EXERCISE DESCRIPTION ▸ Can the data below be echoed back word for word?

***** GIVEN RECORDS *****

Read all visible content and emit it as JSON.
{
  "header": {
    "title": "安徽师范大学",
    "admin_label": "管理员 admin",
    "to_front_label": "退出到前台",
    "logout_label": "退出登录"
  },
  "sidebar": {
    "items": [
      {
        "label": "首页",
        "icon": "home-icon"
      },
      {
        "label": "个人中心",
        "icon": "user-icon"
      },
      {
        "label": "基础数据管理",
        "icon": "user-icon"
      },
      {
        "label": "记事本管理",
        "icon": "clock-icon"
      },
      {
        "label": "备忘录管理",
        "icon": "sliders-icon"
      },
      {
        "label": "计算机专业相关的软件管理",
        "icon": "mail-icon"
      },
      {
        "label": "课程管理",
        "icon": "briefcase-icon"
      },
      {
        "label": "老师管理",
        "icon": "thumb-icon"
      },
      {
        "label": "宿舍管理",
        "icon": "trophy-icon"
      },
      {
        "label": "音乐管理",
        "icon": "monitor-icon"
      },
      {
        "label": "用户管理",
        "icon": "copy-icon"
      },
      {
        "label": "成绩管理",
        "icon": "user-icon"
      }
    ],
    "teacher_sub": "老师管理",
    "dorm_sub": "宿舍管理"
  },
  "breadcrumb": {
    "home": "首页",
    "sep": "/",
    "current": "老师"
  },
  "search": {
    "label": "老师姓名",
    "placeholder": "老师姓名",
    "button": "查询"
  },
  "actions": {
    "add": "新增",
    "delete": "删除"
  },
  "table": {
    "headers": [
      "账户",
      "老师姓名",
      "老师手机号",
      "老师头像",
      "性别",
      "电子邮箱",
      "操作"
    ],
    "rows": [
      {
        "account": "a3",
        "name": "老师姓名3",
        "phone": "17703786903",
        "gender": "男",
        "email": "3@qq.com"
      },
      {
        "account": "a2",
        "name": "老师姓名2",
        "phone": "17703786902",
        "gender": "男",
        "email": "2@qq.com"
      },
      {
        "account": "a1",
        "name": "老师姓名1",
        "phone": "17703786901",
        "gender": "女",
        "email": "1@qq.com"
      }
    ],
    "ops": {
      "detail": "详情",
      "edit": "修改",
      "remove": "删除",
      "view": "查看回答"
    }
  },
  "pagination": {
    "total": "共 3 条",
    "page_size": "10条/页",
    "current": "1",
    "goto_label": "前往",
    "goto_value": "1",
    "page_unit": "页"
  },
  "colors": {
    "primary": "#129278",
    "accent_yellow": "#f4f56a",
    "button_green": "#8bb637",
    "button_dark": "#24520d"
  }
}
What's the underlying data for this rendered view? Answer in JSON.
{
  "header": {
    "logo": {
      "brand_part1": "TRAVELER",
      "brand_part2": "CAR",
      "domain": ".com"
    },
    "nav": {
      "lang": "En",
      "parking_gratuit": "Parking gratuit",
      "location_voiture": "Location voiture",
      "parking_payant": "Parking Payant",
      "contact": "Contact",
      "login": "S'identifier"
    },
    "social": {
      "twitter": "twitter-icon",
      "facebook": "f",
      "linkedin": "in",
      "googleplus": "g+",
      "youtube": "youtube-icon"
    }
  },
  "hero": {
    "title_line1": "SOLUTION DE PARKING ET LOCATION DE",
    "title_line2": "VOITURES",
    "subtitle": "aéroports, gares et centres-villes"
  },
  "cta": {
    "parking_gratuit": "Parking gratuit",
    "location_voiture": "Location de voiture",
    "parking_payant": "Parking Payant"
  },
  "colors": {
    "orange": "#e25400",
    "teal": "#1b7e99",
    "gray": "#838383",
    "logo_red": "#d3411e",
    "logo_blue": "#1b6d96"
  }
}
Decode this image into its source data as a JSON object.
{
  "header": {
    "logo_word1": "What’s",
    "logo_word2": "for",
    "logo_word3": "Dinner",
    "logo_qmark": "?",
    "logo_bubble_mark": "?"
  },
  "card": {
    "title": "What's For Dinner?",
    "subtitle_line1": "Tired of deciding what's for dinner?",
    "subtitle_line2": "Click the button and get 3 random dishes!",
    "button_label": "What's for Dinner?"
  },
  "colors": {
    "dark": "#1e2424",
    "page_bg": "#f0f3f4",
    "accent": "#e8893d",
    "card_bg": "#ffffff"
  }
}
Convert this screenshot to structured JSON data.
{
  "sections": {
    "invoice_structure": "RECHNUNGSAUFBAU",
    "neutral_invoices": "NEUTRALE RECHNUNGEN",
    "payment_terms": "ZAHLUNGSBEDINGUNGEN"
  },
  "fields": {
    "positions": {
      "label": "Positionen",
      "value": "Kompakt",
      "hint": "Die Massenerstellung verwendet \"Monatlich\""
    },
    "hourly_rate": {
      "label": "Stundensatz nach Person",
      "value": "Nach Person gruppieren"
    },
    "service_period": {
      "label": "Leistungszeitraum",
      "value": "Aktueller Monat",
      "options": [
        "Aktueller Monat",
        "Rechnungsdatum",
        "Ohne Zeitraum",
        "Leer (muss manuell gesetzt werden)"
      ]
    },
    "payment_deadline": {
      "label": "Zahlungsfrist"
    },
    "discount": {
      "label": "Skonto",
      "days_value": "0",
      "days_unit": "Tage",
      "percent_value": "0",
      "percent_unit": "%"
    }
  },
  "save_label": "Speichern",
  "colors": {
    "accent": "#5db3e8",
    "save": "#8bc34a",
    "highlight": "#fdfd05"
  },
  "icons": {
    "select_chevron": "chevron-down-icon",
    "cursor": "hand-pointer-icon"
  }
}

*****

RIGHT ANSWER ▸
Read all visible content and emit it as JSON.
{
  "header": {
    "title": "安徽师范大学",
    "admin_label": "管理员 admin",
    "to_front_label": "退出到前台",
    "logout_label": "退出登录"
  },
  "sidebar": {
    "items": [
      {
        "label": "首页",
        "icon": "home-icon"
      },
      {
        "label": "个人中心",
        "icon": "user-icon"
      },
      {
        "label": "基础数据管理",
        "icon": "user-icon"
      },
      {
        "label": "记事本管理",
        "icon": "clock-icon"
      },
      {
        "label": "备忘录管理",
        "icon": "sliders-icon"
      },
      {
        "label": "计算机专业相关的软件管理",
        "icon": "mail-icon"
      },
      {
        "label": "课程管理",
        "icon": "briefcase-icon"
      },
      {
        "label": "老师管理",
        "icon": "thumb-icon"
      },
      {
        "label": "宿舍管理",
        "icon": "trophy-icon"
      },
      {
        "label": "音乐管理",
        "icon": "monitor-icon"
      },
      {
        "label": "用户管理",
        "icon": "copy-icon"
      },
      {
        "label": "成绩管理",
        "icon": "user-icon"
      }
    ],
    "teacher_sub": "老师管理",
    "dorm_sub": "宿舍管理"
  },
  "breadcrumb": {
    "home": "首页",
    "sep": "/",
    "current": "老师"
  },
  "search": {
    "label": "老师姓名",
    "placeholder": "老师姓名",
    "button": "查询"
  },
  "actions": {
    "add": "新增",
    "delete": "删除"
  },
  "table": {
    "headers": [
      "账户",
      "老师姓名",
      "老师手机号",
      "老师头像",
      "性别",
      "电子邮箱",
      "操作"
    ],
    "rows": [
      {
        "account": "a3",
        "name": "老师姓名3",
        "phone": "17703786903",
        "gender": "男",
        "email": "3@qq.com"
      },
      {
        "account": "a2",
        "name": "老师姓名2",
        "phone": "17703786902",
        "gender": "男",
        "email": "2@qq.com"
      },
      {
        "account": "a1",
        "name": "老师姓名1",
        "phone": "17703786901",
        "gender": "女",
        "email": "1@qq.com"
      }
    ],
    "ops": {
      "detail": "详情",
      "edit": "修改",
      "remove": "删除",
      "view": "查看回答"
    }
  },
  "pagination": {
    "total": "共 3 条",
    "page_size": "10条/页",
    "current": "1",
    "goto_label": "前往",
    "goto_value": "1",
    "page_unit": "页"
  },
  "colors": {
    "primary": "#129278",
    "accent_yellow": "#f4f56a",
    "button_green": "#8bb637",
    "button_dark": "#24520d"
  }
}
What's the underlying data for this rendered view? Answer in JSON.
{
  "header": {
    "logo": {
      "brand_part1": "TRAVELER",
      "brand_part2": "CAR",
      "domain": ".com"
    },
    "nav": {
      "lang": "En",
      "parking_gratuit": "Parking gratuit",
      "location_voiture": "Location voiture",
      "parking_payant": "Parking Payant",
      "contact": "Contact",
      "login": "S'identifier"
    },
    "social": {
      "twitter": "twitter-icon",
      "facebook": "f",
      "linkedin": "in",
      "googleplus": "g+",
      "youtube": "youtube-icon"
    }
  },
  "hero": {
    "title_line1": "SOLUTION DE PARKING ET LOCATION DE",
    "title_line2": "VOITURES",
    "subtitle": "aéroports, gares et centres-villes"
  },
  "cta": {
    "parking_gratuit": "Parking gratuit",
    "location_voiture": "Location de voiture",
    "parking_payant": "Parking Payant"
  },
  "colors": {
    "orange": "#e25400",
    "teal": "#1b7e99",
    "gray": "#838383",
    "logo_red": "#d3411e",
    "logo_blue": "#1b6d96"
  }
}
Decode this image into its source data as a JSON object.
{
  "header": {
    "logo_word1": "What’s",
    "logo_word2": "for",
    "logo_word3": "Dinner",
    "logo_qmark": "?",
    "logo_bubble_mark": "?"
  },
  "card": {
    "title": "What's For Dinner?",
    "subtitle_line1": "Tired of deciding what's for dinner?",
    "subtitle_line2": "Click the button and get 3 random dishes!",
    "button_label": "What's for Dinner?"
  },
  "colors": {
    "dark": "#1e2424",
    "page_bg": "#f0f3f4",
    "accent": "#e8893d",
    "card_bg": "#ffffff"
  }
}
Convert this screenshot to structured JSON data.
{
  "sections": {
    "invoice_structure": "RECHNUNGSAUFBAU",
    "neutral_invoices": "NEUTRALE RECHNUNGEN",
    "payment_terms": "ZAHLUNGSBEDINGUNGEN"
  },
  "fields": {
    "positions": {
      "label": "Positionen",
      "value": "Kompakt",
      "hint": "Die Massenerstellung verwendet \"Monatlich\""
    },
    "hourly_rate": {
      "label": "Stundensatz nach Person",
      "value": "Nach Person gruppieren"
    },
    "service_period": {
      "label": "Leistungszeitraum",
      "value": "Aktueller Monat",
      "options": [
        "Aktueller Monat",
        "Rechnungsdatum",
        "Ohne Zeitraum",
        "Leer (muss manuell gesetzt werden)"
      ]
    },
    "payment_deadline": {
      "label": "Zahlungsfrist"
    },
    "discount": {
      "label": "Skonto",
      "days_value": "0",
      "days_unit": "Tage",
      "percent_value": "0",
      "percent_unit": "%"
    }
  },
  "save_label": "Speichern",
  "colors": {
    "accent": "#5db3e8",
    "save": "#8bc34a",
    "highlight": "#fdfd05"
  },
  "icons": {
    "select_chevron": "chevron-down-icon",
    "cursor": "hand-pointer-icon"
  }
}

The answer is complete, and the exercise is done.